(Collection entries)
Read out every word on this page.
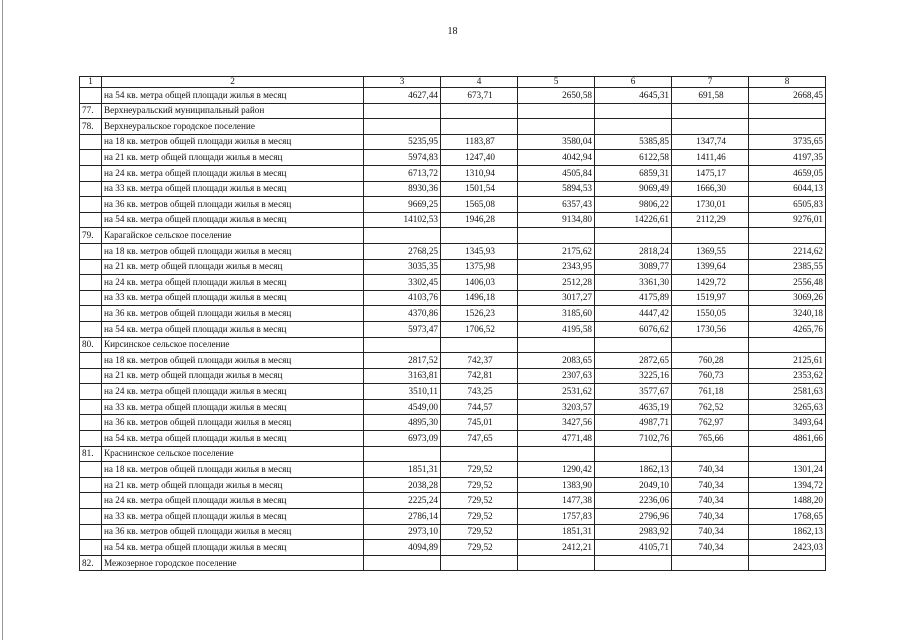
18
1	2	3	4	5	6	7	8
	на 54 кв. метра общей площади жилья в месяц	4627,44	673,71	2650,58	4645,31	691,58	2668,45
77.	Верхнеуральский муниципальный район						
78.	Верхнеуральское городское поселение						
	на 18 кв. метров общей площади жилья в месяц	5235,95	1183,87	3580,04	5385,85	1347,74	3735,65
	на 21 кв. метр общей площади жилья в месяц	5974,83	1247,40	4042,94	6122,58	1411,46	4197,35
	на 24 кв. метра общей площади жилья в месяц	6713,72	1310,94	4505,84	6859,31	1475,17	4659,05
	на 33 кв. метра общей площади жилья в месяц	8930,36	1501,54	5894,53	9069,49	1666,30	6044,13
	на 36 кв. метров общей площади жилья в месяц	9669,25	1565,08	6357,43	9806,22	1730,01	6505,83
	на 54 кв. метра общей площади жилья в месяц	14102,53	1946,28	9134,80	14226,61	2112,29	9276,01
79.	Карагайское сельское поселение						
	на 18 кв. метров общей площади жилья в месяц	2768,25	1345,93	2175,62	2818,24	1369,55	2214,62
	на 21 кв. метр общей площади жилья в месяц	3035,35	1375,98	2343,95	3089,77	1399,64	2385,55
	на 24 кв. метра общей площади жилья в месяц	3302,45	1406,03	2512,28	3361,30	1429,72	2556,48
	на 33 кв. метра общей площади жилья в месяц	4103,76	1496,18	3017,27	4175,89	1519,97	3069,26
	на 36 кв. метров общей площади жилья в месяц	4370,86	1526,23	3185,60	4447,42	1550,05	3240,18
	на 54 кв. метра общей площади жилья в месяц	5973,47	1706,52	4195,58	6076,62	1730,56	4265,76
80.	Кирсинское сельское поселение						
	на 18 кв. метров общей площади жилья в месяц	2817,52	742,37	2083,65	2872,65	760,28	2125,61
	на 21 кв. метр общей площади жилья в месяц	3163,81	742,81	2307,63	3225,16	760,73	2353,62
	на 24 кв. метра общей площади жилья в месяц	3510,11	743,25	2531,62	3577,67	761,18	2581,63
	на 33 кв. метра общей площади жилья в месяц	4549,00	744,57	3203,57	4635,19	762,52	3265,63
	на 36 кв. метров общей площади жилья в месяц	4895,30	745,01	3427,56	4987,71	762,97	3493,64
	на 54 кв. метра общей площади жилья в месяц	6973,09	747,65	4771,48	7102,76	765,66	4861,66
81.	Краснинское сельское поселение						
	на 18 кв. метров общей площади жилья в месяц	1851,31	729,52	1290,42	1862,13	740,34	1301,24
	на 21 кв. метр общей площади жилья в месяц	2038,28	729,52	1383,90	2049,10	740,34	1394,72
	на 24 кв. метра общей площади жилья в месяц	2225,24	729,52	1477,38	2236,06	740,34	1488,20
	на 33 кв. метра общей площади жилья в месяц	2786,14	729,52	1757,83	2796,96	740,34	1768,65
	на 36 кв. метров общей площади жилья в месяц	2973,10	729,52	1851,31	2983,92	740,34	1862,13
	на 54 кв. метра общей площади жилья в месяц	4094,89	729,52	2412,21	4105,71	740,34	2423,03
82.	Межозерное городское поселение						
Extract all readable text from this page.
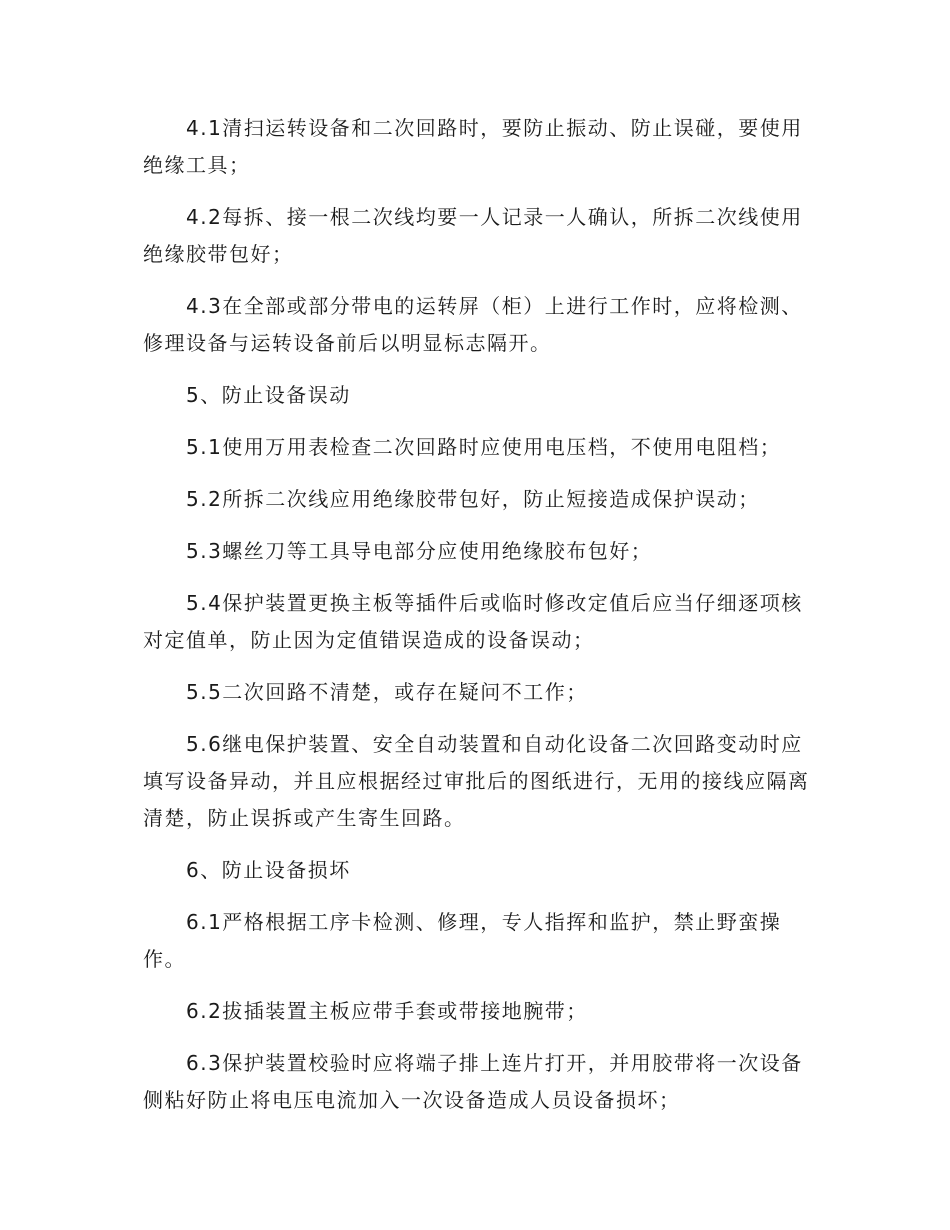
4.1清扫运转设备和二次回路时，要防止振动、防止误碰，要使用绝缘工具；

4.2每拆、接一根二次线均要一人记录一人确认，所拆二次线使用绝缘胶带包好；

4.3在全部或部分带电的运转屏（柜）上进行工作时，应将检测、修理设备与运转设备前后以明显标志隔开。

5、防止设备误动

5.1使用万用表检查二次回路时应使用电压档，不使用电阻档；

5.2所拆二次线应用绝缘胶带包好，防止短接造成保护误动；

5.3螺丝刀等工具导电部分应使用绝缘胶布包好；

5.4保护装置更换主板等插件后或临时修改定值后应当仔细逐项核对定值单，防止因为定值错误造成的设备误动；

5.5二次回路不清楚，或存在疑问不工作；

5.6继电保护装置、安全自动装置和自动化设备二次回路变动时应填写设备异动，并且应根据经过审批后的图纸进行，无用的接线应隔离清楚，防止误拆或产生寄生回路。

6、防止设备损坏

6.1严格根据工序卡检测、修理，专人指挥和监护，禁止野蛮操作。

6.2拔插装置主板应带手套或带接地腕带；

6.3保护装置校验时应将端子排上连片打开，并用胶带将一次设备侧粘好防止将电压电流加入一次设备造成人员设备损坏；
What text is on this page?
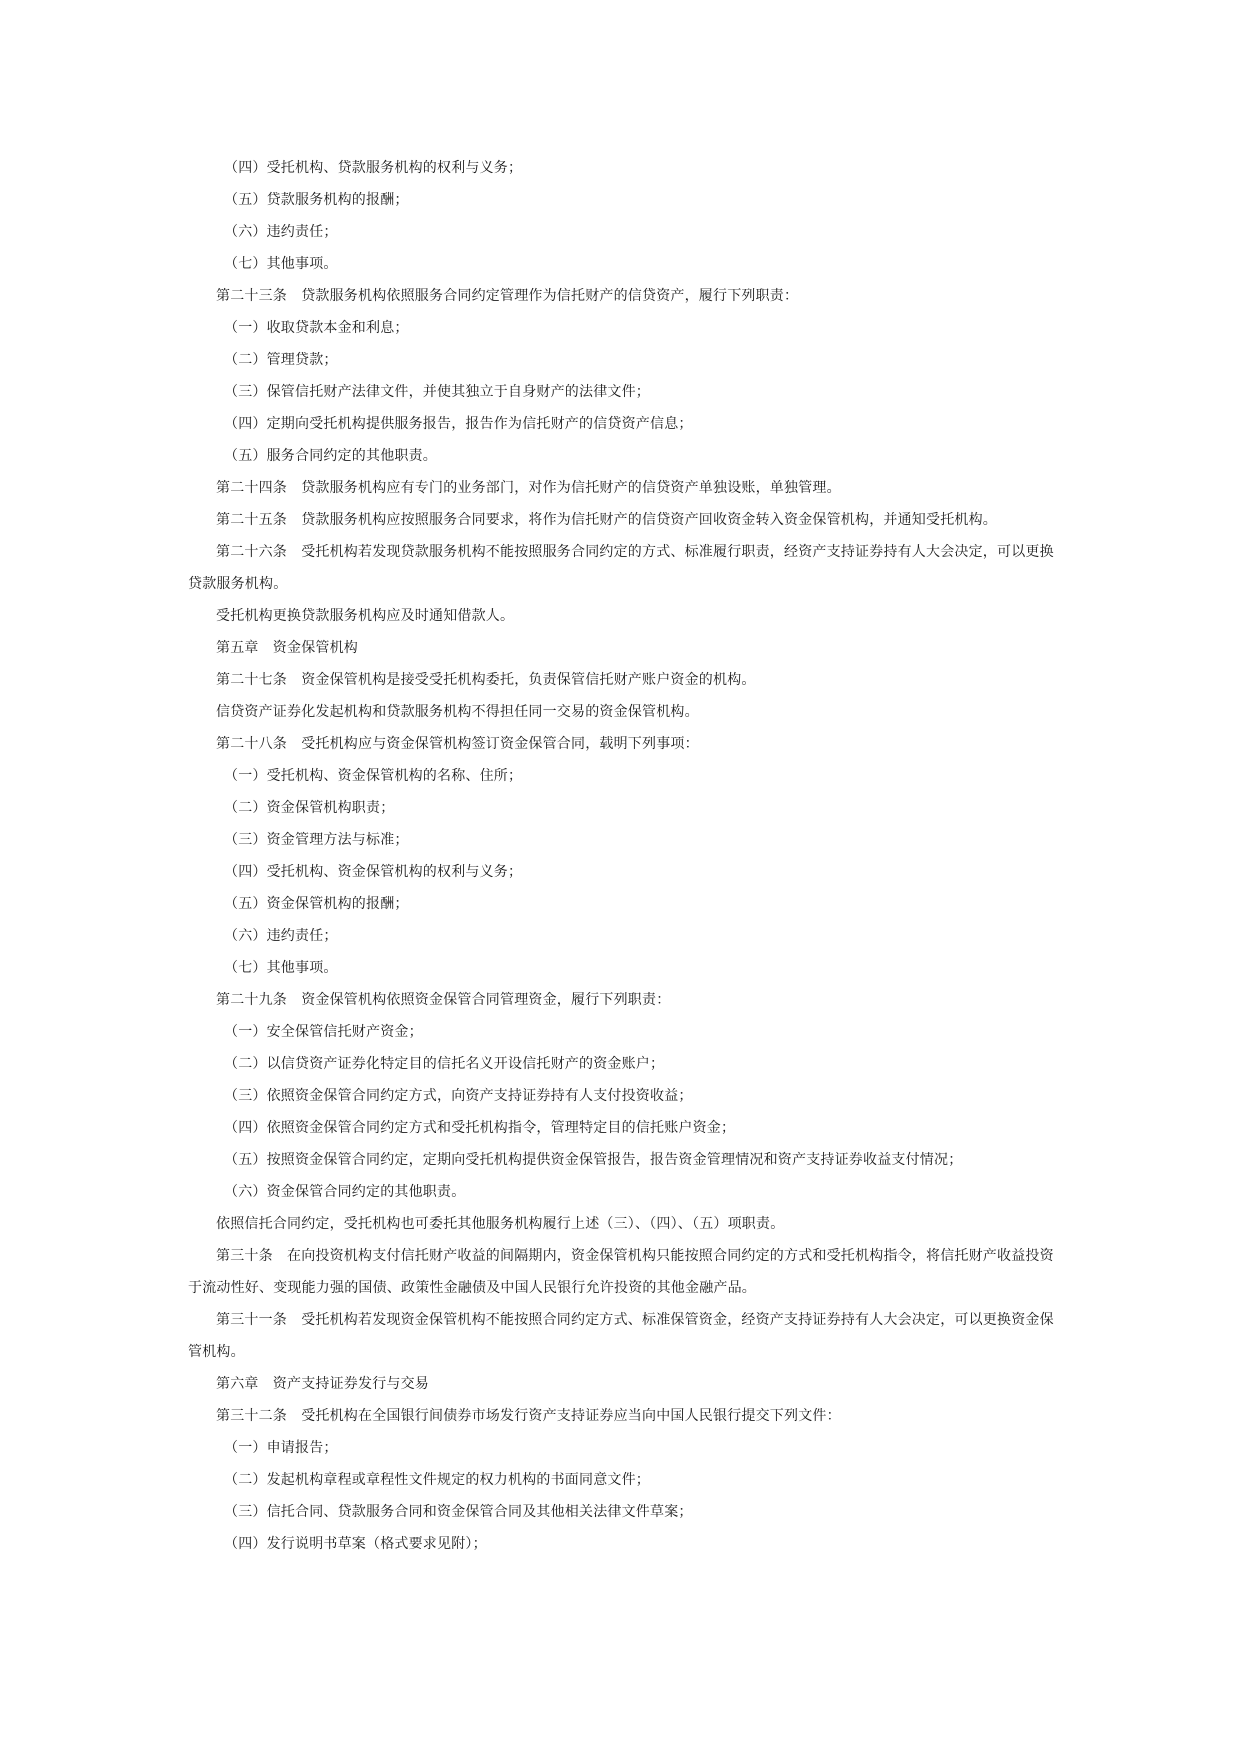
（四）受托机构、贷款服务机构的权利与义务；

（五）贷款服务机构的报酬；

（六）违约责任；

（七）其他事项。

第二十三条　贷款服务机构依照服务合同约定管理作为信托财产的信贷资产，履行下列职责：

（一）收取贷款本金和利息；

（二）管理贷款；

（三）保管信托财产法律文件，并使其独立于自身财产的法律文件；

（四）定期向受托机构提供服务报告，报告作为信托财产的信贷资产信息；

（五）服务合同约定的其他职责。

第二十四条　贷款服务机构应有专门的业务部门，对作为信托财产的信贷资产单独设账，单独管理。

第二十五条　贷款服务机构应按照服务合同要求，将作为信托财产的信贷资产回收资金转入资金保管机构，并通知受托机构。

第二十六条　受托机构若发现贷款服务机构不能按照服务合同约定的方式、标准履行职责，经资产支持证券持有人大会决定，可以更换贷款服务机构。

受托机构更换贷款服务机构应及时通知借款人。

第五章　资金保管机构

第二十七条　资金保管机构是接受受托机构委托，负责保管信托财产账户资金的机构。

信贷资产证券化发起机构和贷款服务机构不得担任同一交易的资金保管机构。

第二十八条　受托机构应与资金保管机构签订资金保管合同，载明下列事项：

（一）受托机构、资金保管机构的名称、住所；

（二）资金保管机构职责；

（三）资金管理方法与标准；

（四）受托机构、资金保管机构的权利与义务；

（五）资金保管机构的报酬；

（六）违约责任；

（七）其他事项。

第二十九条　资金保管机构依照资金保管合同管理资金，履行下列职责：

（一）安全保管信托财产资金；

（二）以信贷资产证券化特定目的信托名义开设信托财产的资金账户；

（三）依照资金保管合同约定方式，向资产支持证券持有人支付投资收益；

（四）依照资金保管合同约定方式和受托机构指令，管理特定目的信托账户资金；

（五）按照资金保管合同约定，定期向受托机构提供资金保管报告，报告资金管理情况和资产支持证券收益支付情况；

（六）资金保管合同约定的其他职责。

依照信托合同约定，受托机构也可委托其他服务机构履行上述（三）、（四）、（五）项职责。

第三十条　在向投资机构支付信托财产收益的间隔期内，资金保管机构只能按照合同约定的方式和受托机构指令，将信托财产收益投资于流动性好、变现能力强的国债、政策性金融债及中国人民银行允许投资的其他金融产品。

第三十一条　受托机构若发现资金保管机构不能按照合同约定方式、标准保管资金，经资产支持证券持有人大会决定，可以更换资金保管机构。

第六章　资产支持证券发行与交易

第三十二条　受托机构在全国银行间债券市场发行资产支持证券应当向中国人民银行提交下列文件：

（一）申请报告；

（二）发起机构章程或章程性文件规定的权力机构的书面同意文件；

（三）信托合同、贷款服务合同和资金保管合同及其他相关法律文件草案；

（四）发行说明书草案（格式要求见附）；
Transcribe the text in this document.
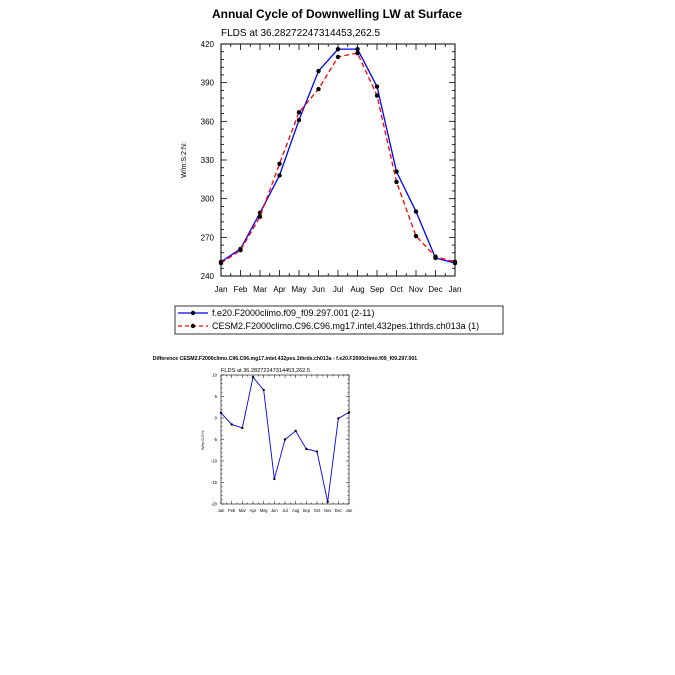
Annual Cycle of Downwelling LW at Surface
FLDS at 36.28272247314453,262.5
W/m:S:2:N:
Jan Feb Mar Apr May Jun Jul Aug Sep Oct Nov Dec Jan
240
270
300
330
360
390
420
f.e20.F2000climo.f09_f09.297.001 (2-11)
CESM2.F2000climo.C96.C96.mg17.intel.432pes.1thrds.ch013a (1)
Difference CESM2.F2000climo.C96.C96.mg17.intel.432pes.1thrds.ch013a - f.e20.F2000climo.f09_f09.297.001
FLDS at 36.28272247314453,262.5
W/m:S:2:N:
Jan Feb Mar Apr May Jun Jul Aug Sep Oct Nov Dec Jan
10
5
0
-5
-10
-15
-20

AIM OF THE EXERCISE => Exactly the lines from the line with "Transcribe the text in this document." through the last line of the listing, both included, should be extracted, and the pictures left behind.

WRITTEN REPLY =>
Transcribe the text in this document.
Annual Cycle of Downwelling LW at Surface
FLDS at 36.28272247314453,262.5
W/m:S:2:N:
Jan Feb Mar Apr May Jun Jul Aug Sep Oct Nov Dec Jan
240
270
300
330
360
390
420
f.e20.F2000climo.f09_f09.297.001 (2-11)
CESM2.F2000climo.C96.C96.mg17.intel.432pes.1thrds.ch013a (1)
Difference CESM2.F2000climo.C96.C96.mg17.intel.432pes.1thrds.ch013a - f.e20.F2000climo.f09_f09.297.001
FLDS at 36.28272247314453,262.5
W/m:S:2:N:
Jan Feb Mar Apr May Jun Jul Aug Sep Oct Nov Dec Jan
10
5
0
-5
-10
-15
-20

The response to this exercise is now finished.